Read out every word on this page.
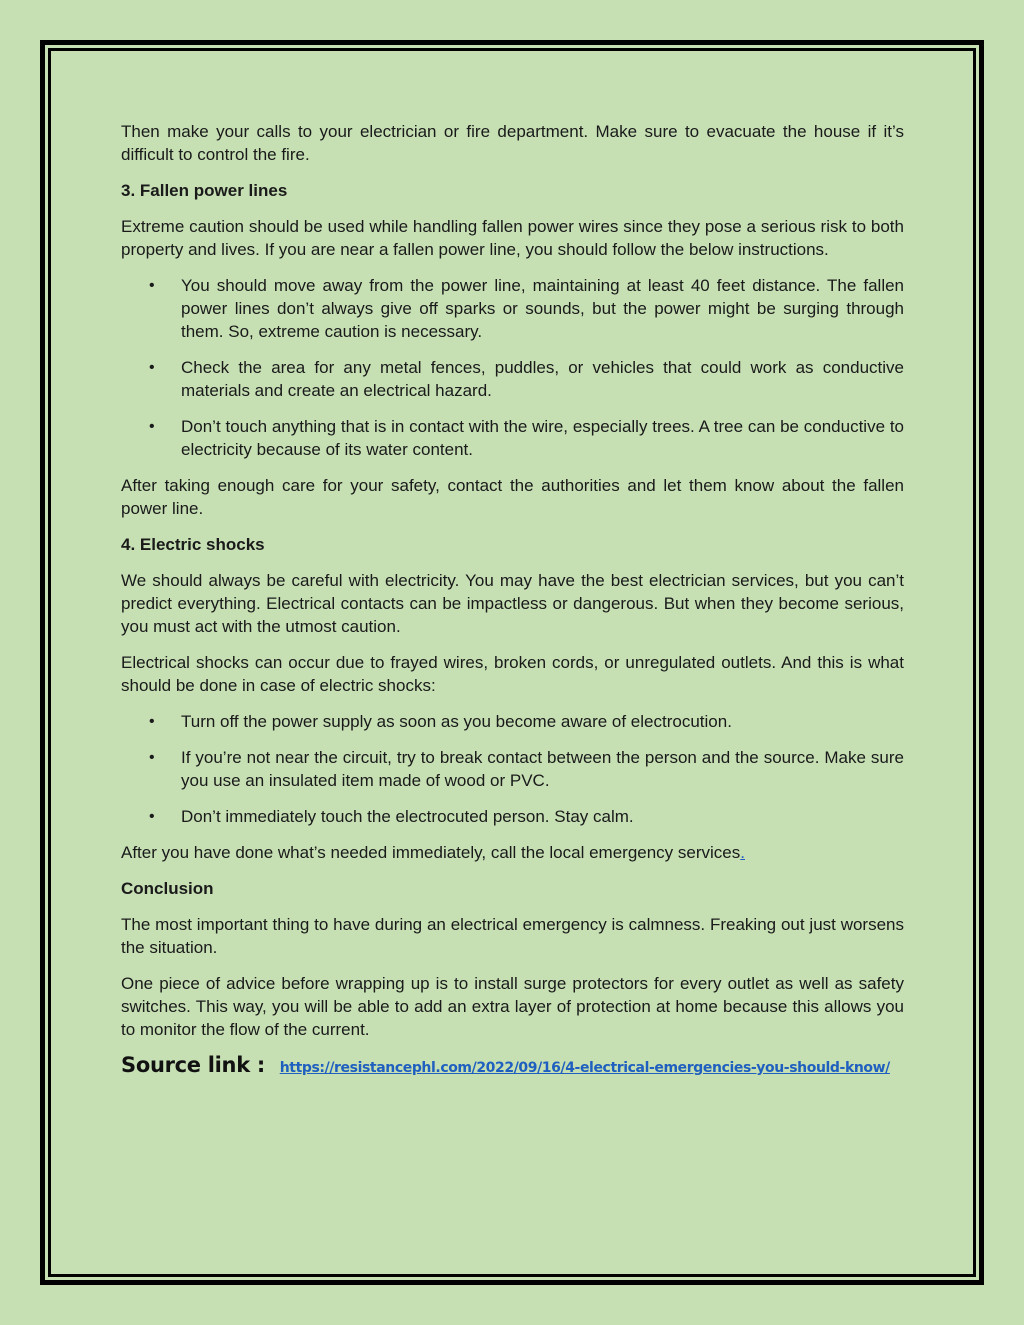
Then make your calls to your electrician or fire department. Make sure to evacuate the house if it’s difficult to control the fire.

3. Fallen power lines

Extreme caution should be used while handling fallen power wires since they pose a serious risk to both property and lives. If you are near a fallen power line, you should follow the below instructions.

• You should move away from the power line, maintaining at least 40 feet distance. The fallen power lines don’t always give off sparks or sounds, but the power might be surging through them. So, extreme caution is necessary.
• Check the area for any metal fences, puddles, or vehicles that could work as conductive materials and create an electrical hazard.
• Don’t touch anything that is in contact with the wire, especially trees. A tree can be conductive to electricity because of its water content.

After taking enough care for your safety, contact the authorities and let them know about the fallen power line.

4. Electric shocks

We should always be careful with electricity. You may have the best electrician services, but you can’t predict everything. Electrical contacts can be impactless or dangerous. But when they become serious, you must act with the utmost caution.

Electrical shocks can occur due to frayed wires, broken cords, or unregulated outlets. And this is what should be done in case of electric shocks:

• Turn off the power supply as soon as you become aware of electrocution.
• If you’re not near the circuit, try to break contact between the person and the source. Make sure you use an insulated item made of wood or PVC.
• Don’t immediately touch the electrocuted person. Stay calm.

After you have done what’s needed immediately, call the local emergency services.

Conclusion

The most important thing to have during an electrical emergency is calmness. Freaking out just worsens the situation.

One piece of advice before wrapping up is to install surge protectors for every outlet as well as safety switches. This way, you will be able to add an extra layer of protection at home because this allows you to monitor the flow of the current.

Source link : https://resistancephl.com/2022/09/16/4-electrical-emergencies-you-should-know/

#### [Description of the task]
Every record must be copied exactly, with the pictures left out.

#### [Completed exercise]
Read out every word on this page.
Then make your calls to your electrician or fire department. Make sure to evacuate the house if it’s difficult to control the fire.

3. Fallen power lines

Extreme caution should be used while handling fallen power wires since they pose a serious risk to both property and lives. If you are near a fallen power line, you should follow the below instructions.

• You should move away from the power line, maintaining at least 40 feet distance. The fallen power lines don’t always give off sparks or sounds, but the power might be surging through them. So, extreme caution is necessary.
• Check the area for any metal fences, puddles, or vehicles that could work as conductive materials and create an electrical hazard.
• Don’t touch anything that is in contact with the wire, especially trees. A tree can be conductive to electricity because of its water content.

After taking enough care for your safety, contact the authorities and let them know about the fallen power line.

4. Electric shocks

We should always be careful with electricity. You may have the best electrician services, but you can’t predict everything. Electrical contacts can be impactless or dangerous. But when they become serious, you must act with the utmost caution.

Electrical shocks can occur due to frayed wires, broken cords, or unregulated outlets. And this is what should be done in case of electric shocks:

• Turn off the power supply as soon as you become aware of electrocution.
• If you’re not near the circuit, try to break contact between the person and the source. Make sure you use an insulated item made of wood or PVC.
• Don’t immediately touch the electrocuted person. Stay calm.

After you have done what’s needed immediately, call the local emergency services.

Conclusion

The most important thing to have during an electrical emergency is calmness. Freaking out just worsens the situation.

One piece of advice before wrapping up is to install surge protectors for every outlet as well as safety switches. This way, you will be able to add an extra layer of protection at home because this allows you to monitor the flow of the current.

Source link : https://resistancephl.com/2022/09/16/4-electrical-emergencies-you-should-know/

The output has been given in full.